Red-Dot Sights from Aimpoint, Insight Technology, and Vortex
Aimpoint’s 9000SC leads the way, but the MRDS red dot scope offered unmatched versatility. The Vortex StrikeFire was below professional grade, our testers said.
Why does an illuminated dot provide faster recognition for the shooter? First and foremost, the illuminated dot is the brightest object in the field of view. This brings your eye to the dot like a magnet. The key to shooting quickly with an illuminated dot is to focus on the target with the dot in your peripheral vision. Find your desired point of impact, cover it with the dot, and fire.
In this test we will be evaluating several aspects that we think should be considered when choosing an electronic dot scope. Ease of mounting and sighting in, durability in terms of function and repeatable adjustment, and quality of vision regarding the dot and its surrounding field of view. To test we enlisted the help of two rifles. They were the Smith & Wesson M&P 15-22 and the Marlin 1895SBL. The M&P 15-22 was tested in our February 2010 issue and fires 22LR ammunition. The Marlin 1895SBL is a big-bore lever-action rifle that shoots fat 45-70 cartridges, (www.marlinfirearms.com/Firearms/bigbore/1895SBL.asp). We began by sighting in each scope atop the Marlin 1895SBL and firing from the 100-yard line at Phil Oxley’s Impact Zone (www.theimpactzonerange.com). Here we used Remington 405-grain soft points (R4570G) and PMC 405-grain lead flat point ammunition. Next, we fired at a multiple target array to experience what each scope had to offer in terms of rapid acquisition. For this portion of our test we fired Winchester 300-grain JHP rounds (X4570H). We chose the hefty Marlin for two reasons. First, it supplied enough recoil to challenge the durability of the scopes. Next, working its lever action provided an extra interruption to sight alignment above and beyond the recoil impulse. Our target array consisted of five cardboard IPSC targets for backing arranged in a triangle or "Christmas tree" pattern. Point of aim was a Reckstine Sight-In Target fixed at center mass on each backing. Actual distance from the shooter for each target was, left to right, 22.5 feet, 33 feet, 47 feet, 39 feet and 23 feet. Exercise One was to engage all targets with one round each moving from left to right. Start position was shooter facing downrange muzzle pointing towards the ground about 2 feet in front of the shooter. A round was in the chamber with four rounds in the magazine. The hammer was back and the crossbolt safety was activated. Exercise One was attempted two times and we recorded total elapsed time for each run. We also took note of shot placement on each target.

EXERCISE: Continue the red-dot sight review from its final sentence.

DATASET RECORDS:

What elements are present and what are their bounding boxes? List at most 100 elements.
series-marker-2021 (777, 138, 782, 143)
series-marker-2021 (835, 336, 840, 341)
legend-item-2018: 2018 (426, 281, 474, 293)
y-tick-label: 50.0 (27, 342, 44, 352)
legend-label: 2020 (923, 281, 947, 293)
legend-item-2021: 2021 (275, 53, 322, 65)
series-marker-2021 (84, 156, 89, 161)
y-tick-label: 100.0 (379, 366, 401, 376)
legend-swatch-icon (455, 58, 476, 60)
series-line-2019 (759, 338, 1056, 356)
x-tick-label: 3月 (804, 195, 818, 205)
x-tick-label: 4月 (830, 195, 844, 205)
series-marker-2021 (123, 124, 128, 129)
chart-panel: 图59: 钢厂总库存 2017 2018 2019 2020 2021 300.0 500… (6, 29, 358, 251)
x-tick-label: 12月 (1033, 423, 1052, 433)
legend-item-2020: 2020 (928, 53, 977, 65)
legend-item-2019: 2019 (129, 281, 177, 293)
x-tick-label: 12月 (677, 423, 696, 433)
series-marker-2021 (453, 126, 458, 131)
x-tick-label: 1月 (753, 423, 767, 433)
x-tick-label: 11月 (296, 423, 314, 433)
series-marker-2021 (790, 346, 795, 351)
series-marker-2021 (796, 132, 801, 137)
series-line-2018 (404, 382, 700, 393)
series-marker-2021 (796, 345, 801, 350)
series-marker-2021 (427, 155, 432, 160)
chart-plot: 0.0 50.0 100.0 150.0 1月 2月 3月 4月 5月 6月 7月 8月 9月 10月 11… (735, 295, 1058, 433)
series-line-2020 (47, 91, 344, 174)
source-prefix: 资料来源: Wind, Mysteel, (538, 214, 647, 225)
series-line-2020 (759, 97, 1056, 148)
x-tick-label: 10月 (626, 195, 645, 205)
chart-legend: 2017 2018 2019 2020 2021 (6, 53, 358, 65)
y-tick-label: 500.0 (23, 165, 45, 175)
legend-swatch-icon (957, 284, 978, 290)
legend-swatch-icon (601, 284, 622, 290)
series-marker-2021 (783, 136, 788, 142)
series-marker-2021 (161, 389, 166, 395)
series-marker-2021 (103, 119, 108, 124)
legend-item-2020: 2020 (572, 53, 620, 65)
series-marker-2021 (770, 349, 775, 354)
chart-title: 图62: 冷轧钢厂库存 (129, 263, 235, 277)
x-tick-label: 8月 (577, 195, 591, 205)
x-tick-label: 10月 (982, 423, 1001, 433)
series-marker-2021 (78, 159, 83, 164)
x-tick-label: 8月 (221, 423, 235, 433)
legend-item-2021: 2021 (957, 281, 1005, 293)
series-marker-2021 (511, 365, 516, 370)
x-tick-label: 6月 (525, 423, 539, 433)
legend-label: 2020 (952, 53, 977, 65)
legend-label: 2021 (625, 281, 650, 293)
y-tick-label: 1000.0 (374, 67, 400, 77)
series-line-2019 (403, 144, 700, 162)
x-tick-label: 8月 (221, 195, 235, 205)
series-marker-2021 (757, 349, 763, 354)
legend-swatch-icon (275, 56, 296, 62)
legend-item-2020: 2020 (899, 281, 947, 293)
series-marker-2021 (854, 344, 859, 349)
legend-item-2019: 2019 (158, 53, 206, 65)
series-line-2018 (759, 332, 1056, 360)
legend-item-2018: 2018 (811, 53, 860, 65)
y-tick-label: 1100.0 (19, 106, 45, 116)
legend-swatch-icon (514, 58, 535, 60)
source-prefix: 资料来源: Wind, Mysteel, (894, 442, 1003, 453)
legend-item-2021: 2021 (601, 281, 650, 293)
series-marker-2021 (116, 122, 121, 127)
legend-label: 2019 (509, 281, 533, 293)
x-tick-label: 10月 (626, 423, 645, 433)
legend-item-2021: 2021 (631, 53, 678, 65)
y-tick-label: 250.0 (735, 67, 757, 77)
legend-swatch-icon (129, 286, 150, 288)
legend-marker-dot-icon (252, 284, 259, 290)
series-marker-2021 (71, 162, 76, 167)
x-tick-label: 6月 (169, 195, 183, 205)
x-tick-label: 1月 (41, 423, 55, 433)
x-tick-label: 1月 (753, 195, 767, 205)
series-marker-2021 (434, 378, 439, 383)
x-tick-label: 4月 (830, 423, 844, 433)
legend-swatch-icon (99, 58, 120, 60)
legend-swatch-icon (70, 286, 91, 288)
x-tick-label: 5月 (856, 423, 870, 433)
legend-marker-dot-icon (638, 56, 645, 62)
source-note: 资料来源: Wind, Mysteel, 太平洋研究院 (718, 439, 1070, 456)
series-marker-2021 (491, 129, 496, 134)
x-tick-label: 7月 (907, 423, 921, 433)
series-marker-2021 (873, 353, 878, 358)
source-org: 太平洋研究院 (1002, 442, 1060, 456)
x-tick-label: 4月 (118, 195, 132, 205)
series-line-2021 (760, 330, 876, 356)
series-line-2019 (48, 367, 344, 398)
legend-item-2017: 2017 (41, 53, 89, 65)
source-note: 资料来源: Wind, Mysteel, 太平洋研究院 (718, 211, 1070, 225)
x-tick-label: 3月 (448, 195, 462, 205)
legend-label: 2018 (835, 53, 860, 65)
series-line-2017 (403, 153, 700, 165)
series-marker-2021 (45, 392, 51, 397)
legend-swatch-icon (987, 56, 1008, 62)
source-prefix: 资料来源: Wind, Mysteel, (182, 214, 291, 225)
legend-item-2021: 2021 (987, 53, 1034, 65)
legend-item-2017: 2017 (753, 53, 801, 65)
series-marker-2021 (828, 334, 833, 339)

OUTPUT BELOW:
For Exercise Two we changed to fresh Reckstine Sight-In Targets on each backing. Exercise Two required that the shooter begin with the furthest target at the top of the triangle. Order of engagement continued with the furthest target to the left, the furthest target to the right and then left to right on the pair of near targets. Again, we recorded total elapsed time and made note of shot placement. Each scope was tested in this manner and the shooter was allowed to dry fire each exercise before firing beginning each exercise. In fact, we recorded the elapsed time of the very first dry fire run, from audible start signal to the final drop of the hammer. We used this to set a par time on our Competition Electronics shot recording timer. This provided an audible structure against which to measure our dry fire practice.
The Smith & Wesson M&P 15-22 AR-15 style rimfire carbine was used primarily to test repeatability of zero. We began by undoing all previous adjustments. This meant centering the dot inside the scope. We did this by turning down the elevation screw until it stopped, then turning it in the upwards direction counting each click until the screw stopped again at its maximum elevation. This takes concentration, patience, and a soft touch so not to damage the mechanism. We then divided the number of clicks by two and turned the screw back to its mechanical center point. We repeated this chore with the windage adjustment. It is important to begin with the adjustments at center because this offers the greatest amount of potential adjustment and the least amount of strain on the adjustment mechanism. In addition, we believe that even without magnification, the center of a given lens is the point at which it is most visually efficient.
For our repeatability tests we visited the 25-yard line at American Shooting Centers, (www.amshootcenters.com). From the bench we zeroed each scope. Then we turned the windage adjustment 10 clicks left and shot a group. Next, we turned the adjustment 20 clicks to the right and shot another group. Finally, we adjusted the scope 10 clicks to the left and looked for a group with its center over the original point of zero. On our test days we did our best to wait out any gusts of wind that might skew our windage test and judged accordingly. We repeated this test for elevation adjustment by going 10 clicks up, 20 clicks down and then 10 clicks up. We think dot scopes will rarely be used like a mil-dot tactical scope (for example, dialing in changes and returning to zero), but we hoped this test would simulate longer term use that would likely include being readjusted for use on any number of rifles or handguns. Would one scope stand out from the others? Let’s light them up and see what happens.